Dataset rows
○ ○ ○ ○

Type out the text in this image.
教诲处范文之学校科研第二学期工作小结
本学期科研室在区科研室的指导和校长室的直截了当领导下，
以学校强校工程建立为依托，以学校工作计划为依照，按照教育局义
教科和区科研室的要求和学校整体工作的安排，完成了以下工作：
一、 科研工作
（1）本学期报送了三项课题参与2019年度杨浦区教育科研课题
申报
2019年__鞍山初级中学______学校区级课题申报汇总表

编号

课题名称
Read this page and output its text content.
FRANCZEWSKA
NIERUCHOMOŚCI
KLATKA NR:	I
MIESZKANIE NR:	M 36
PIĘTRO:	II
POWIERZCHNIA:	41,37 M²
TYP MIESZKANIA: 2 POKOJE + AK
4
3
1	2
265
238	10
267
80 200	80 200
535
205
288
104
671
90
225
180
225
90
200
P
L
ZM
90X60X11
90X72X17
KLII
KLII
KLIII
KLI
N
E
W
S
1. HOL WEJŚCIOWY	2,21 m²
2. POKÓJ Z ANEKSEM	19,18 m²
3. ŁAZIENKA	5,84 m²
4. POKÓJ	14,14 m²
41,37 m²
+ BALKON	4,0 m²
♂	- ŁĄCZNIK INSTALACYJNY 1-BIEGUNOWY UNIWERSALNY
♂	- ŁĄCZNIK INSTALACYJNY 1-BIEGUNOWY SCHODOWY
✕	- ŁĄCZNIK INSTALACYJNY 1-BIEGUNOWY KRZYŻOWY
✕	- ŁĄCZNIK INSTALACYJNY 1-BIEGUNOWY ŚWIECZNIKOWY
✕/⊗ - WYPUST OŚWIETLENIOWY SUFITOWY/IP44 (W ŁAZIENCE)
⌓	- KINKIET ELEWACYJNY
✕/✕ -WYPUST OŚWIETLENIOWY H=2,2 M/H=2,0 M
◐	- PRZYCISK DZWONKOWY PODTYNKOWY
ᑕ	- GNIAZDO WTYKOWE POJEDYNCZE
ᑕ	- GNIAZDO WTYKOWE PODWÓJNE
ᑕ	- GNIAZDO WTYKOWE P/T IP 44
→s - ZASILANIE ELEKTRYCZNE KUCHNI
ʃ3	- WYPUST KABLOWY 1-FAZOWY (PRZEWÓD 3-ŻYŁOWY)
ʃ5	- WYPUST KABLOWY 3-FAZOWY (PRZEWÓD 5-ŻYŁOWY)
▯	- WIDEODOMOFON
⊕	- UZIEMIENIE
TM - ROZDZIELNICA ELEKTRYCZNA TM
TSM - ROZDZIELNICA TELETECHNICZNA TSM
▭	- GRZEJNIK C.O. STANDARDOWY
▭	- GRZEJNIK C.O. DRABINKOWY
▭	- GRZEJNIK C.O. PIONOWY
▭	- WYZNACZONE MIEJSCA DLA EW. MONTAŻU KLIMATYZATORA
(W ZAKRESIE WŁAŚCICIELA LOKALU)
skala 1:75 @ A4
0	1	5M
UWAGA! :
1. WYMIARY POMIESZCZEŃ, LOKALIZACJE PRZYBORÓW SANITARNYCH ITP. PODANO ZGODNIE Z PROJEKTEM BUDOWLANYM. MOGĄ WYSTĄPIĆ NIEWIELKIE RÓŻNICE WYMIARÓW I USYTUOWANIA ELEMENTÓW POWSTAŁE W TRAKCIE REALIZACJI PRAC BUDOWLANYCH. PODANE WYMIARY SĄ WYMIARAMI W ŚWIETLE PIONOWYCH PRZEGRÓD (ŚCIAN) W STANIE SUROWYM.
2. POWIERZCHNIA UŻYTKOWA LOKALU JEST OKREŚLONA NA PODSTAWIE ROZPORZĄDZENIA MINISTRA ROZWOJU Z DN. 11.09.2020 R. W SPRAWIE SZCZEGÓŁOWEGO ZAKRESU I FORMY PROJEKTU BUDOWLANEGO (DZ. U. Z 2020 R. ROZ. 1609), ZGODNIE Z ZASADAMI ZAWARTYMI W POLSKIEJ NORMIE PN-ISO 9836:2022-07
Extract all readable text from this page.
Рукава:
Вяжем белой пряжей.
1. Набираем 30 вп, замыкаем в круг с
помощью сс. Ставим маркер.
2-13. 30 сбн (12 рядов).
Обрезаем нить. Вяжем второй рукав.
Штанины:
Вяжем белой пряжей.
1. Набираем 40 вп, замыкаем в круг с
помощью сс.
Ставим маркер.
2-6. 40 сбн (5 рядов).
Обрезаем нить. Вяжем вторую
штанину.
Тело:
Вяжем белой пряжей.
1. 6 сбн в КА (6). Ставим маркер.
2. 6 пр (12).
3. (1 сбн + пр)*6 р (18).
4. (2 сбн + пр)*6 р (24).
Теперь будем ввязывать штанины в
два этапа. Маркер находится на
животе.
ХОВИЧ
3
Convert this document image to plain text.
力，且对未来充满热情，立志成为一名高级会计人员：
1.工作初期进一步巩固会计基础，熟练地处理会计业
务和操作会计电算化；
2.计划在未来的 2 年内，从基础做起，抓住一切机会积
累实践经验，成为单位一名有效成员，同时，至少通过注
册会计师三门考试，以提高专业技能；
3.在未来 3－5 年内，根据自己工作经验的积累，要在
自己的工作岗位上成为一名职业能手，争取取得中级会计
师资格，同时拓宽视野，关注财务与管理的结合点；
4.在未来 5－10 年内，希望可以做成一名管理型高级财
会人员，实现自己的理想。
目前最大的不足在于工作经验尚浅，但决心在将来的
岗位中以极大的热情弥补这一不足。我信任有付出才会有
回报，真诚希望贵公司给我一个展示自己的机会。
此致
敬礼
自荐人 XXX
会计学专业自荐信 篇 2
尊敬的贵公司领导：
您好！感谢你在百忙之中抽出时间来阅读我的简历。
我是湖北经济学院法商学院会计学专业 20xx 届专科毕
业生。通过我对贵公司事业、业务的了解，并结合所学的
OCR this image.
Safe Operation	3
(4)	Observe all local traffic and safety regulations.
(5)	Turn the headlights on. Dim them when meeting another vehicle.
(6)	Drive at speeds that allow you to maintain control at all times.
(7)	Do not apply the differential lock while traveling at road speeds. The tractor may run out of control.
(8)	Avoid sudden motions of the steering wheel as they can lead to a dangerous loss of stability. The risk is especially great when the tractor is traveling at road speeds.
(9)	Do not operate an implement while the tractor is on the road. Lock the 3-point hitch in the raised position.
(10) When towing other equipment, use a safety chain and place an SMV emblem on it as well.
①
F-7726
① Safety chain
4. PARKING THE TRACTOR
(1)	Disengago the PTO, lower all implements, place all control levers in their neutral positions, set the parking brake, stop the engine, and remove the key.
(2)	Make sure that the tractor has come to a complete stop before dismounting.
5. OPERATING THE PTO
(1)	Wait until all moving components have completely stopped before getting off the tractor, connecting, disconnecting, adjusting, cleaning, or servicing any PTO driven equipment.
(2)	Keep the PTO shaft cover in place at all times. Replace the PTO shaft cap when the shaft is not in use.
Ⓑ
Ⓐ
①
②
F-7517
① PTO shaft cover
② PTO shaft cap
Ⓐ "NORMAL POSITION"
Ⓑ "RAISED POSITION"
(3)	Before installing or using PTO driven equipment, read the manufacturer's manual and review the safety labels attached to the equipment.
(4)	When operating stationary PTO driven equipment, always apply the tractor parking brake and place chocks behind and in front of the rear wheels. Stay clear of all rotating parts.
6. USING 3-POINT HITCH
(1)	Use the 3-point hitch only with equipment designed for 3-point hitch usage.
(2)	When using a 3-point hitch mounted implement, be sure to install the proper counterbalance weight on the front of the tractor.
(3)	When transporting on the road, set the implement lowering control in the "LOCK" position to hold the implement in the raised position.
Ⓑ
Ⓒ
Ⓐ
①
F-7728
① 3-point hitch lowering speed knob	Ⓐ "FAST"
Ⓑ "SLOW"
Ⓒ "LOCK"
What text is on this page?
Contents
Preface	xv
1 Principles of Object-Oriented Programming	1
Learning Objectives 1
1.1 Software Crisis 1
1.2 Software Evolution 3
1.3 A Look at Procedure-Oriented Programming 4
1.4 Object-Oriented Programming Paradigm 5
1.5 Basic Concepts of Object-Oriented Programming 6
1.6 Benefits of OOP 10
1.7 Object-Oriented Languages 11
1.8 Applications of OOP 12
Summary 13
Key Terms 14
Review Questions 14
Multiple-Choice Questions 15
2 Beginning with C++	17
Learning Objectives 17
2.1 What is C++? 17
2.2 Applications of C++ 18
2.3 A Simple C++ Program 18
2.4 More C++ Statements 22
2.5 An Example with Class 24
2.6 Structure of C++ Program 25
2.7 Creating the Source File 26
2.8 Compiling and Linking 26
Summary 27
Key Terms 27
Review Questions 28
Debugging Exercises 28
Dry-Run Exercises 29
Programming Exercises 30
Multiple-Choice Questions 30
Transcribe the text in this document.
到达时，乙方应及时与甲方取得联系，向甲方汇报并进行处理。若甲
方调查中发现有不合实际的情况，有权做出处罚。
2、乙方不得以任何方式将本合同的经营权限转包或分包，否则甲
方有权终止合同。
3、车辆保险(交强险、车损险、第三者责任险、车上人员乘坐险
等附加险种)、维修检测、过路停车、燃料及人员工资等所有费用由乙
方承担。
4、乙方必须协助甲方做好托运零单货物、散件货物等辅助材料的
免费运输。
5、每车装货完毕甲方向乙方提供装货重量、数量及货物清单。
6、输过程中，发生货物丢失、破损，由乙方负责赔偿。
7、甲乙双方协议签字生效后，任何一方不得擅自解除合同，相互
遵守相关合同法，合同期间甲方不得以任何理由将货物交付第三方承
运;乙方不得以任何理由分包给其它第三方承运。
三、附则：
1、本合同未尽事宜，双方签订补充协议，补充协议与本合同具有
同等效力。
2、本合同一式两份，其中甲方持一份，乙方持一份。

○ ○ ○ ○

Tally every line of the data that holds the word "brake" and write the count alone.

Solution:
2